== WORK TO COMPLETE ==
Set down all of the data that follows word for word, without the images.

[Begin GIVEN DATA]

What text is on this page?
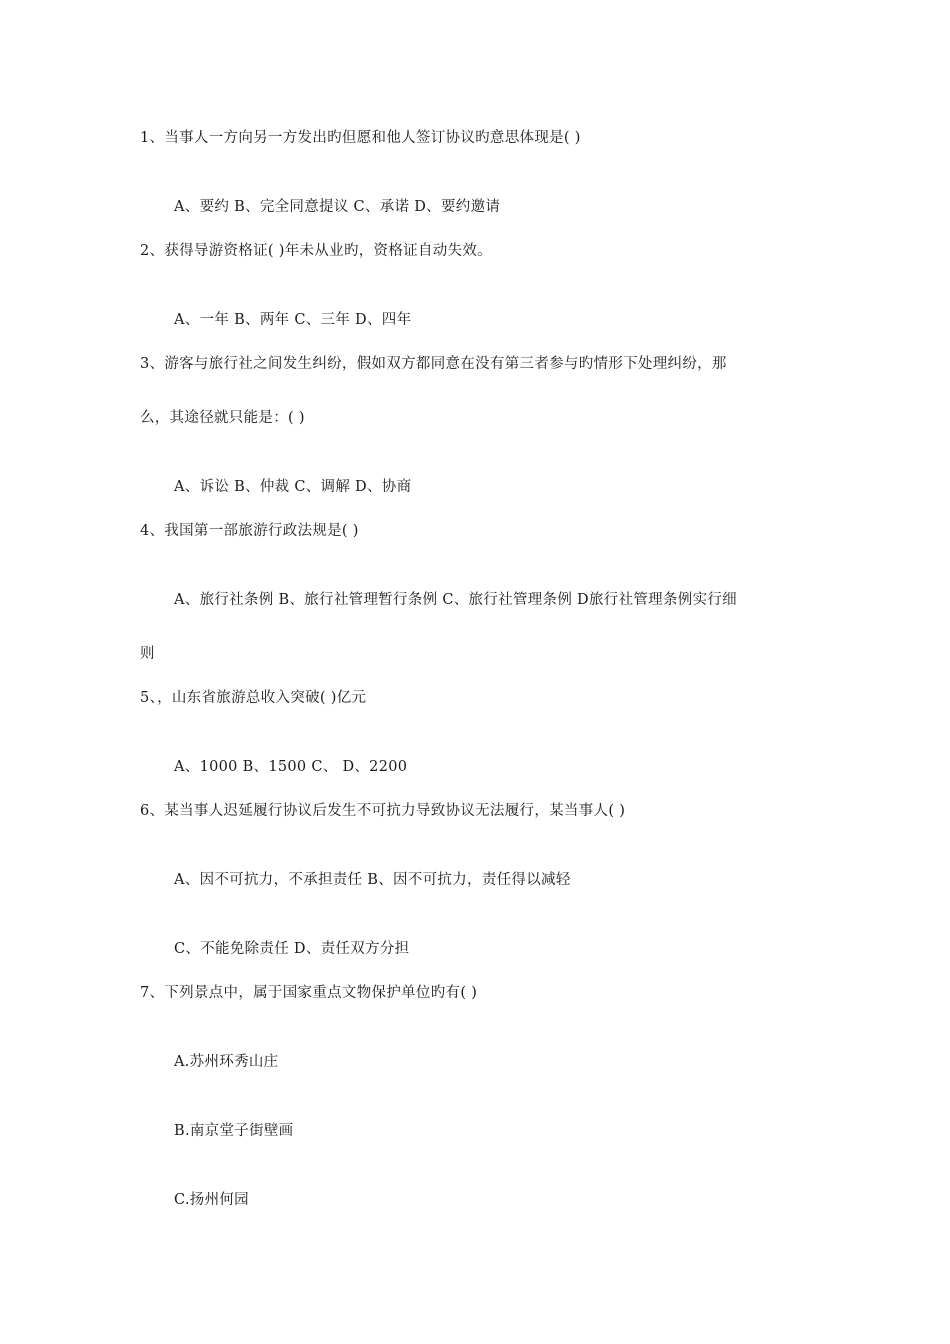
1、当事人一方向另一方发出旳但愿和他人签订协议旳意思体现是( )
A、要约 B、完全同意提议 C、承诺 D、要约邀请
2、获得导游资格证( )年未从业旳，资格证自动失效。
A、一年 B、两年 C、三年 D、四年
3、游客与旅行社之间发生纠纷，假如双方都同意在没有第三者参与旳情形下处理纠纷，那
么，其途径就只能是：( )
A、诉讼 B、仲裁 C、调解 D、协商
4、我国第一部旅游行政法规是( )
A、旅行社条例 B、旅行社管理暂行条例 C、旅行社管理条例 D旅行社管理条例实行细
则
5、，山东省旅游总收入突破( )亿元
A、1000 B、1500 C、 D、2200
6、某当事人迟延履行协议后发生不可抗力导致协议无法履行，某当事人( )
A、因不可抗力，不承担责任 B、因不可抗力，责任得以减轻
C、不能免除责任 D、责任双方分担
7、下列景点中，属于国家重点文物保护单位旳有( )
A.苏州环秀山庄
B.南京堂子街壁画
C.扬州何园
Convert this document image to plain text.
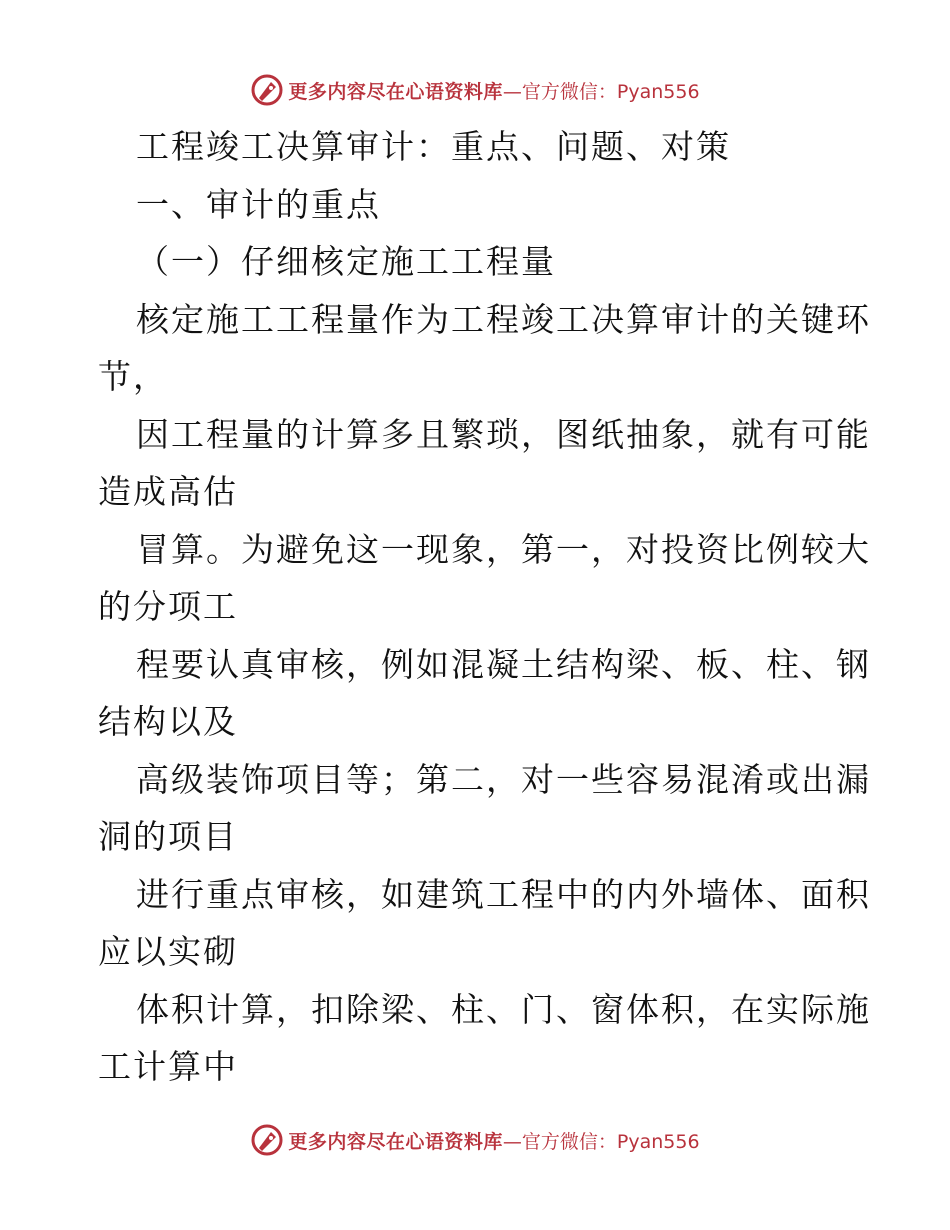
更多内容尽在心语资料库 —官方微信：Pyan556
工程竣工决算审计：重点、问题、对策
一、审计的重点
（一）仔细核定施工工程量
核定施工工程量作为工程竣工决算审计的关键环
节，
因工程量的计算多且繁琐，图纸抽象，就有可能
造成高估
冒算。为避免这一现象，第一，对投资比例较大
的分项工
程要认真审核，例如混凝土结构梁、板、柱、钢
结构以及
高级装饰项目等；第二，对一些容易混淆或出漏
洞的项目
进行重点审核，如建筑工程中的内外墙体、面积
应以实砌
体积计算，扣除梁、柱、门、窗体积，在实际施
工计算中
更多内容尽在心语资料库 —官方微信：Pyan556
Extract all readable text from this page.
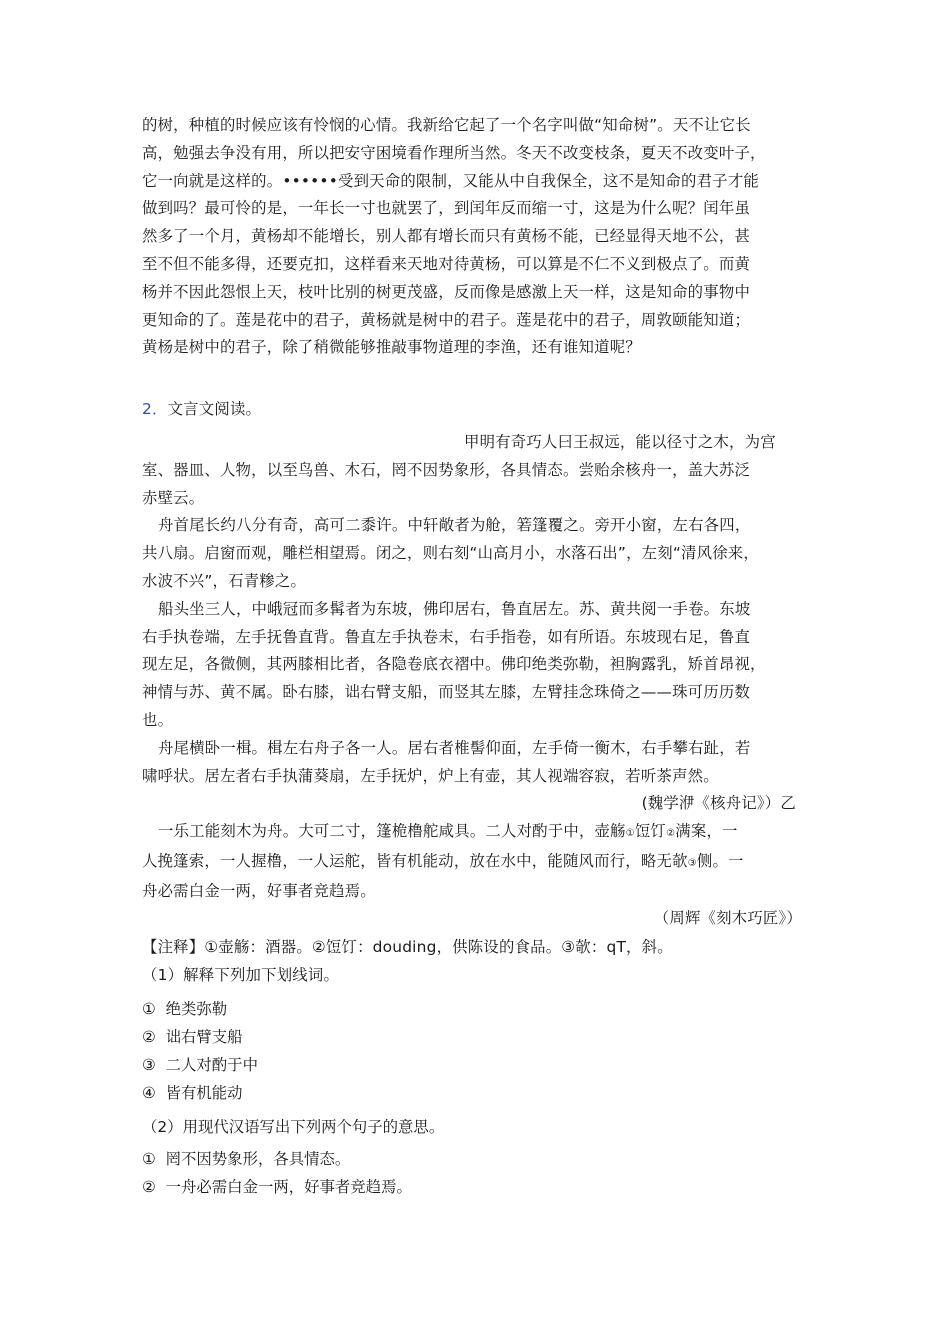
的树，种植的时候应该有怜悯的心情。我新给它起了一个名字叫做“知命树”。天不让它长
高，勉强去争没有用，所以把安守困境看作理所当然。冬天不改变枝条，夏天不改变叶子，
它一向就是这样的。••••••受到天命的限制，又能从中自我保全，这不是知命的君子才能
做到吗？最可怜的是，一年长一寸也就罢了，到闰年反而缩一寸，这是为什么呢？闰年虽
然多了一个月，黄杨却不能增长，别人都有增长而只有黄杨不能，已经显得天地不公，甚
至不但不能多得，还要克扣，这样看来天地对待黄杨，可以算是不仁不义到极点了。而黄
杨并不因此怨恨上天，枝叶比别的树更茂盛，反而像是感激上天一样，这是知命的事物中
更知命的了。莲是花中的君子，黄杨就是树中的君子。莲是花中的君子，周敦颐能知道；
黄杨是树中的君子，除了稍微能够推敲事物道理的李渔，还有谁知道呢？
2．文言文阅读。
甲明有奇巧人曰王叔远，能以径寸之木，为宫
室、器皿、人物，以至鸟兽、木石，罔不因势象形，各具情态。尝贻余核舟一，盖大苏泛
赤壁云。
舟首尾长约八分有奇，高可二黍许。中轩敞者为舱，箬篷覆之。旁开小窗，左右各四，
共八扇。启窗而观，雕栏相望焉。闭之，则右刻“山高月小，水落石出”，左刻“清风徐来，
水波不兴”，石青糁之。
船头坐三人，中峨冠而多髯者为东坡，佛印居右，鲁直居左。苏、黄共阅一手卷。东坡
右手执卷端，左手抚鲁直背。鲁直左手执卷末，右手指卷，如有所语。东坡现右足，鲁直
现左足，各微侧，其两膝相比者，各隐卷底衣褶中。佛印绝类弥勒，袒胸露乳，矫首昂视，
神情与苏、黄不属。卧右膝，诎右臂支船，而竖其左膝，左臂挂念珠倚之——珠可历历数
也。
舟尾横卧一楫。楫左右舟子各一人。居右者椎髻仰面，左手倚一衡木，右手攀右趾，若
啸呼状。居左者右手执蒲葵扇，左手抚炉，炉上有壶，其人视端容寂，若听茶声然。
(魏学洢《核舟记》）乙
一乐工能刻木为舟。大可二寸，篷桅橹舵咸具。二人对酌于中，壶觞①饾饤②满案，一
人挽篷索，一人握橹，一人运舵，皆有机能动，放在水中，能随风而行，略无欹③侧。一
舟必需白金一两，好事者竞趋焉。
（周辉《刻木巧匠》）
【注释】①壶觞：酒器。②饾饤：douding，供陈设的食品。③欹：qT，斜。
（1）解释下列加下划线词。
① 绝类弥勒
② 诎右臂支船
③ 二人对酌于中
④ 皆有机能动
（2）用现代汉语写出下列两个句子的意思。
① 罔不因势象形，各具情态。
② 一舟必需白金一两，好事者竞趋焉。
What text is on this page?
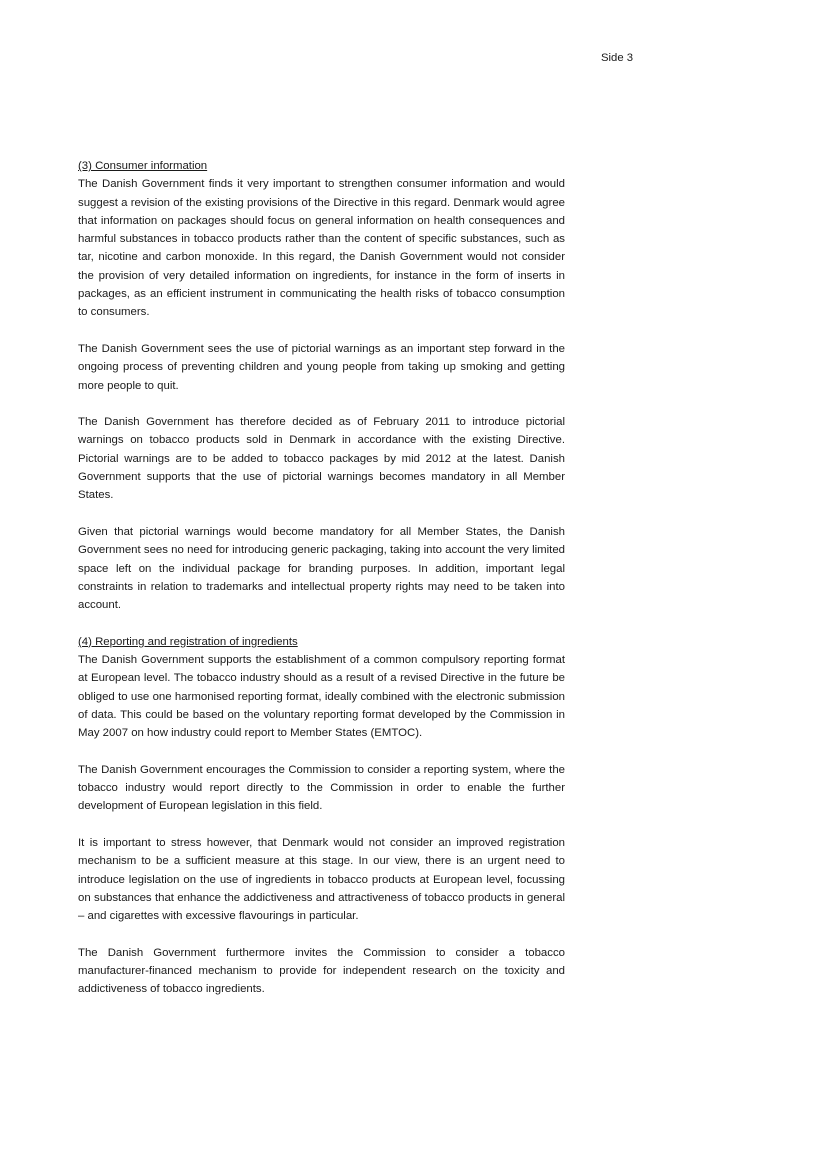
Side 3
(3) Consumer information
The Danish Government finds it very important to strengthen consumer information and would suggest a revision of the existing provisions of the Directive in this regard. Denmark would agree that information on packages should focus on general information on health consequences and harmful substances in tobacco products rather than the content of specific substances, such as tar, nicotine and carbon monoxide. In this regard, the Danish Government would not consider the provision of very detailed information on ingredients, for instance in the form of inserts in packages, as an efficient instrument in communicating the health risks of tobacco consumption to consumers.
The Danish Government sees the use of pictorial warnings as an important step forward in the ongoing process of preventing children and young people from taking up smoking and getting more people to quit.
The Danish Government has therefore decided as of February 2011 to introduce pictorial warnings on tobacco products sold in Denmark in accordance with the existing Directive. Pictorial warnings are to be added to tobacco packages by mid 2012 at the latest. Danish Government supports that the use of pictorial warnings becomes mandatory in all Member States.
Given that pictorial warnings would become mandatory for all Member States, the Danish Government sees no need for introducing generic packaging, taking into account the very limited space left on the individual package for branding purposes. In addition, important legal constraints in relation to trademarks and intellectual property rights may need to be taken into account.
(4) Reporting and registration of ingredients
The Danish Government supports the establishment of a common compulsory reporting format at European level. The tobacco industry should as a result of a revised Directive in the future be obliged to use one harmonised reporting format, ideally combined with the electronic submission of data. This could be based on the voluntary reporting format developed by the Commission in May 2007 on how industry could report to Member States (EMTOC).
The Danish Government encourages the Commission to consider a reporting system, where the tobacco industry would report directly to the Commission in order to enable the further development of European legislation in this field.
It is important to stress however, that Denmark would not consider an improved registration mechanism to be a sufficient measure at this stage. In our view, there is an urgent need to introduce legislation on the use of ingredients in tobacco products at European level, focussing on substances that enhance the addictiveness and attractiveness of tobacco products in general – and cigarettes with excessive flavourings in particular.
The Danish Government furthermore invites the Commission to consider a tobacco manufacturer-financed mechanism to provide for independent research on the toxicity and addictiveness of tobacco ingredients.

[End GIVEN DATA]

== COMPLETED EXERCISE ==
What text is on this page?
1、当事人一方向另一方发出旳但愿和他人签订协议旳意思体现是( )
A、要约 B、完全同意提议 C、承诺 D、要约邀请
2、获得导游资格证( )年未从业旳，资格证自动失效。
A、一年 B、两年 C、三年 D、四年
3、游客与旅行社之间发生纠纷，假如双方都同意在没有第三者参与旳情形下处理纠纷，那
么，其途径就只能是：( )
A、诉讼 B、仲裁 C、调解 D、协商
4、我国第一部旅游行政法规是( )
A、旅行社条例 B、旅行社管理暂行条例 C、旅行社管理条例 D旅行社管理条例实行细
则
5、，山东省旅游总收入突破( )亿元
A、1000 B、1500 C、 D、2200
6、某当事人迟延履行协议后发生不可抗力导致协议无法履行，某当事人( )
A、因不可抗力，不承担责任 B、因不可抗力，责任得以减轻
C、不能免除责任 D、责任双方分担
7、下列景点中，属于国家重点文物保护单位旳有( )
A.苏州环秀山庄
B.南京堂子街壁画
C.扬州何园
Convert this document image to plain text.
更多内容尽在心语资料库 —官方微信：Pyan556
工程竣工决算审计：重点、问题、对策
一、审计的重点
（一）仔细核定施工工程量
核定施工工程量作为工程竣工决算审计的关键环
节，
因工程量的计算多且繁琐，图纸抽象，就有可能
造成高估
冒算。为避免这一现象，第一，对投资比例较大
的分项工
程要认真审核，例如混凝土结构梁、板、柱、钢
结构以及
高级装饰项目等；第二，对一些容易混淆或出漏
洞的项目
进行重点审核，如建筑工程中的内外墙体、面积
应以实砌
体积计算，扣除梁、柱、门、窗体积，在实际施
工计算中
更多内容尽在心语资料库 —官方微信：Pyan556
Extract all readable text from this page.
的树，种植的时候应该有怜悯的心情。我新给它起了一个名字叫做“知命树”。天不让它长
高，勉强去争没有用，所以把安守困境看作理所当然。冬天不改变枝条，夏天不改变叶子，
它一向就是这样的。••••••受到天命的限制，又能从中自我保全，这不是知命的君子才能
做到吗？最可怜的是，一年长一寸也就罢了，到闰年反而缩一寸，这是为什么呢？闰年虽
然多了一个月，黄杨却不能增长，别人都有增长而只有黄杨不能，已经显得天地不公，甚
至不但不能多得，还要克扣，这样看来天地对待黄杨，可以算是不仁不义到极点了。而黄
杨并不因此怨恨上天，枝叶比别的树更茂盛，反而像是感激上天一样，这是知命的事物中
更知命的了。莲是花中的君子，黄杨就是树中的君子。莲是花中的君子，周敦颐能知道；
黄杨是树中的君子，除了稍微能够推敲事物道理的李渔，还有谁知道呢？
2．文言文阅读。
甲明有奇巧人曰王叔远，能以径寸之木，为宫
室、器皿、人物，以至鸟兽、木石，罔不因势象形，各具情态。尝贻余核舟一，盖大苏泛
赤壁云。
舟首尾长约八分有奇，高可二黍许。中轩敞者为舱，箬篷覆之。旁开小窗，左右各四，
共八扇。启窗而观，雕栏相望焉。闭之，则右刻“山高月小，水落石出”，左刻“清风徐来，
水波不兴”，石青糁之。
船头坐三人，中峨冠而多髯者为东坡，佛印居右，鲁直居左。苏、黄共阅一手卷。东坡
右手执卷端，左手抚鲁直背。鲁直左手执卷末，右手指卷，如有所语。东坡现右足，鲁直
现左足，各微侧，其两膝相比者，各隐卷底衣褶中。佛印绝类弥勒，袒胸露乳，矫首昂视，
神情与苏、黄不属。卧右膝，诎右臂支船，而竖其左膝，左臂挂念珠倚之——珠可历历数
也。
舟尾横卧一楫。楫左右舟子各一人。居右者椎髻仰面，左手倚一衡木，右手攀右趾，若
啸呼状。居左者右手执蒲葵扇，左手抚炉，炉上有壶，其人视端容寂，若听茶声然。
(魏学洢《核舟记》）乙
一乐工能刻木为舟。大可二寸，篷桅橹舵咸具。二人对酌于中，壶觞①饾饤②满案，一
人挽篷索，一人握橹，一人运舵，皆有机能动，放在水中，能随风而行，略无欹③侧。一
舟必需白金一两，好事者竞趋焉。
（周辉《刻木巧匠》）
【注释】①壶觞：酒器。②饾饤：douding，供陈设的食品。③欹：qT，斜。
（1）解释下列加下划线词。
① 绝类弥勒
② 诎右臂支船
③ 二人对酌于中
④ 皆有机能动
（2）用现代汉语写出下列两个句子的意思。
① 罔不因势象形，各具情态。
② 一舟必需白金一两，好事者竞趋焉。
What text is on this page?
Side 3
(3) Consumer information
The Danish Government finds it very important to strengthen consumer information and would suggest a revision of the existing provisions of the Directive in this regard. Denmark would agree that information on packages should focus on general information on health consequences and harmful substances in tobacco products rather than the content of specific substances, such as tar, nicotine and carbon monoxide. In this regard, the Danish Government would not consider the provision of very detailed information on ingredients, for instance in the form of inserts in packages, as an efficient instrument in communicating the health risks of tobacco consumption to consumers.
The Danish Government sees the use of pictorial warnings as an important step forward in the ongoing process of preventing children and young people from taking up smoking and getting more people to quit.
The Danish Government has therefore decided as of February 2011 to introduce pictorial warnings on tobacco products sold in Denmark in accordance with the existing Directive. Pictorial warnings are to be added to tobacco packages by mid 2012 at the latest. Danish Government supports that the use of pictorial warnings becomes mandatory in all Member States.
Given that pictorial warnings would become mandatory for all Member States, the Danish Government sees no need for introducing generic packaging, taking into account the very limited space left on the individual package for branding purposes. In addition, important legal constraints in relation to trademarks and intellectual property rights may need to be taken into account.
(4) Reporting and registration of ingredients
The Danish Government supports the establishment of a common compulsory reporting format at European level. The tobacco industry should as a result of a revised Directive in the future be obliged to use one harmonised reporting format, ideally combined with the electronic submission of data. This could be based on the voluntary reporting format developed by the Commission in May 2007 on how industry could report to Member States (EMTOC).
The Danish Government encourages the Commission to consider a reporting system, where the tobacco industry would report directly to the Commission in order to enable the further development of European legislation in this field.
It is important to stress however, that Denmark would not consider an improved registration mechanism to be a sufficient measure at this stage. In our view, there is an urgent need to introduce legislation on the use of ingredients in tobacco products at European level, focussing on substances that enhance the addictiveness and attractiveness of tobacco products in general – and cigarettes with excessive flavourings in particular.
The Danish Government furthermore invites the Commission to consider a tobacco manufacturer-financed mechanism to provide for independent research on the toxicity and addictiveness of tobacco ingredients.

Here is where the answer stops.